WORK TO BE COMPLETED — Copy out all the entries exactly.

A block of data:
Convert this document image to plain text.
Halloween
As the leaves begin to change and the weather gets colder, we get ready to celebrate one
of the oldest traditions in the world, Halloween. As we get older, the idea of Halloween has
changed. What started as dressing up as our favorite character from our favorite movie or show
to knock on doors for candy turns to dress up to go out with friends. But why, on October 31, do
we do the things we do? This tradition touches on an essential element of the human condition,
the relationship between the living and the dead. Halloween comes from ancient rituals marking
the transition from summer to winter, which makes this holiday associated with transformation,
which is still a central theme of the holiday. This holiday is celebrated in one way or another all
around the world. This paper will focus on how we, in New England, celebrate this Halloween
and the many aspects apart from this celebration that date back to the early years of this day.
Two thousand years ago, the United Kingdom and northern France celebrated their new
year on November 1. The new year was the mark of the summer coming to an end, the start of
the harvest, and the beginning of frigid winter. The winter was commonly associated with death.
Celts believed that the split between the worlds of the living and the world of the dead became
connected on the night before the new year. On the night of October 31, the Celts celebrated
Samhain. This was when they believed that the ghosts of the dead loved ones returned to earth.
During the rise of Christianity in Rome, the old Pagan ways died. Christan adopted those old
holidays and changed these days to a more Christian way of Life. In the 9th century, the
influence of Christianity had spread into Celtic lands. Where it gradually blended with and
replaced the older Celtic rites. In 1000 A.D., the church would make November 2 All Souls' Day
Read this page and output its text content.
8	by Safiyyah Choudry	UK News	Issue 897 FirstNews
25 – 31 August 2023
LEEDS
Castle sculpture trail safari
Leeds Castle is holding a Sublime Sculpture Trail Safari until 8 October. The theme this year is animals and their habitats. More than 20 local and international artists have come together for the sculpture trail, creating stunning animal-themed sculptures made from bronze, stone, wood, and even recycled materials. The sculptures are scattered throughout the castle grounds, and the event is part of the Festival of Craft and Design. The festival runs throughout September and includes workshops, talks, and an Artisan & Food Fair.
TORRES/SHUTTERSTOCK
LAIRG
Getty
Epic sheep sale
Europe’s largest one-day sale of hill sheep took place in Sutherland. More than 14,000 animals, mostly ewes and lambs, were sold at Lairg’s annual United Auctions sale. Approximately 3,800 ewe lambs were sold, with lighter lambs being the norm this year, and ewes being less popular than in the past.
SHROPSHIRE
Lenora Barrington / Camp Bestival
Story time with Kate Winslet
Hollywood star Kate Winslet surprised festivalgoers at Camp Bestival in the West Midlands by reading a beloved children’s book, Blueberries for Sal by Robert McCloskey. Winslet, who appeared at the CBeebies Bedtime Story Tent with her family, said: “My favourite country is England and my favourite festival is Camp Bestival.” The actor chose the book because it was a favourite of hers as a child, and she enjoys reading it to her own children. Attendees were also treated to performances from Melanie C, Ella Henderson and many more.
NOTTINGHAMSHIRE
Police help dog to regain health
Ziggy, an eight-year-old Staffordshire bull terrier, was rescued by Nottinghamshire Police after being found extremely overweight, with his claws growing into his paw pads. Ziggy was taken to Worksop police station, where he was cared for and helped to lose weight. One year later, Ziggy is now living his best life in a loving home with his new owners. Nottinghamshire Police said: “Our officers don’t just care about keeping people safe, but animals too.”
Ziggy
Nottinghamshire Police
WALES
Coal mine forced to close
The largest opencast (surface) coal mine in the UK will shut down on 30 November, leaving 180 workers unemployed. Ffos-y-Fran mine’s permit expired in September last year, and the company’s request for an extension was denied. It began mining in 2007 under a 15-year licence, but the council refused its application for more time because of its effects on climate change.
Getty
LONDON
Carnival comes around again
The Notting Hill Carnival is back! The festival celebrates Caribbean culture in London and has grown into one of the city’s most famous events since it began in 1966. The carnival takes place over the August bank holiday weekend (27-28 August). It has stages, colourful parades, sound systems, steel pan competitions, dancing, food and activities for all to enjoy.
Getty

ANSWER TO THIS PROBLEM —
Convert this document image to plain text.
Halloween
As the leaves begin to change and the weather gets colder, we get ready to celebrate one
of the oldest traditions in the world, Halloween. As we get older, the idea of Halloween has
changed. What started as dressing up as our favorite character from our favorite movie or show
to knock on doors for candy turns to dress up to go out with friends. But why, on October 31, do
we do the things we do? This tradition touches on an essential element of the human condition,
the relationship between the living and the dead. Halloween comes from ancient rituals marking
the transition from summer to winter, which makes this holiday associated with transformation,
which is still a central theme of the holiday. This holiday is celebrated in one way or another all
around the world. This paper will focus on how we, in New England, celebrate this Halloween
and the many aspects apart from this celebration that date back to the early years of this day.
Two thousand years ago, the United Kingdom and northern France celebrated their new
year on November 1. The new year was the mark of the summer coming to an end, the start of
the harvest, and the beginning of frigid winter. The winter was commonly associated with death.
Celts believed that the split between the worlds of the living and the world of the dead became
connected on the night before the new year. On the night of October 31, the Celts celebrated
Samhain. This was when they believed that the ghosts of the dead loved ones returned to earth.
During the rise of Christianity in Rome, the old Pagan ways died. Christan adopted those old
holidays and changed these days to a more Christian way of Life. In the 9th century, the
influence of Christianity had spread into Celtic lands. Where it gradually blended with and
replaced the older Celtic rites. In 1000 A.D., the church would make November 2 All Souls' Day
Read this page and output its text content.
8	by Safiyyah Choudry	UK News	Issue 897 FirstNews
25 – 31 August 2023
LEEDS
Castle sculpture trail safari
Leeds Castle is holding a Sublime Sculpture Trail Safari until 8 October. The theme this year is animals and their habitats. More than 20 local and international artists have come together for the sculpture trail, creating stunning animal-themed sculptures made from bronze, stone, wood, and even recycled materials. The sculptures are scattered throughout the castle grounds, and the event is part of the Festival of Craft and Design. The festival runs throughout September and includes workshops, talks, and an Artisan & Food Fair.
TORRES/SHUTTERSTOCK
LAIRG
Getty
Epic sheep sale
Europe’s largest one-day sale of hill sheep took place in Sutherland. More than 14,000 animals, mostly ewes and lambs, were sold at Lairg’s annual United Auctions sale. Approximately 3,800 ewe lambs were sold, with lighter lambs being the norm this year, and ewes being less popular than in the past.
SHROPSHIRE
Lenora Barrington / Camp Bestival
Story time with Kate Winslet
Hollywood star Kate Winslet surprised festivalgoers at Camp Bestival in the West Midlands by reading a beloved children’s book, Blueberries for Sal by Robert McCloskey. Winslet, who appeared at the CBeebies Bedtime Story Tent with her family, said: “My favourite country is England and my favourite festival is Camp Bestival.” The actor chose the book because it was a favourite of hers as a child, and she enjoys reading it to her own children. Attendees were also treated to performances from Melanie C, Ella Henderson and many more.
NOTTINGHAMSHIRE
Police help dog to regain health
Ziggy, an eight-year-old Staffordshire bull terrier, was rescued by Nottinghamshire Police after being found extremely overweight, with his claws growing into his paw pads. Ziggy was taken to Worksop police station, where he was cared for and helped to lose weight. One year later, Ziggy is now living his best life in a loving home with his new owners. Nottinghamshire Police said: “Our officers don’t just care about keeping people safe, but animals too.”
Ziggy
Nottinghamshire Police
WALES
Coal mine forced to close
The largest opencast (surface) coal mine in the UK will shut down on 30 November, leaving 180 workers unemployed. Ffos-y-Fran mine’s permit expired in September last year, and the company’s request for an extension was denied. It began mining in 2007 under a 15-year licence, but the council refused its application for more time because of its effects on climate change.
Getty
LONDON
Carnival comes around again
The Notting Hill Carnival is back! The festival celebrates Caribbean culture in London and has grown into one of the city’s most famous events since it began in 1966. The carnival takes place over the August bank holiday weekend (27-28 August). It has stages, colourful parades, sound systems, steel pan competitions, dancing, food and activities for all to enjoy.
Getty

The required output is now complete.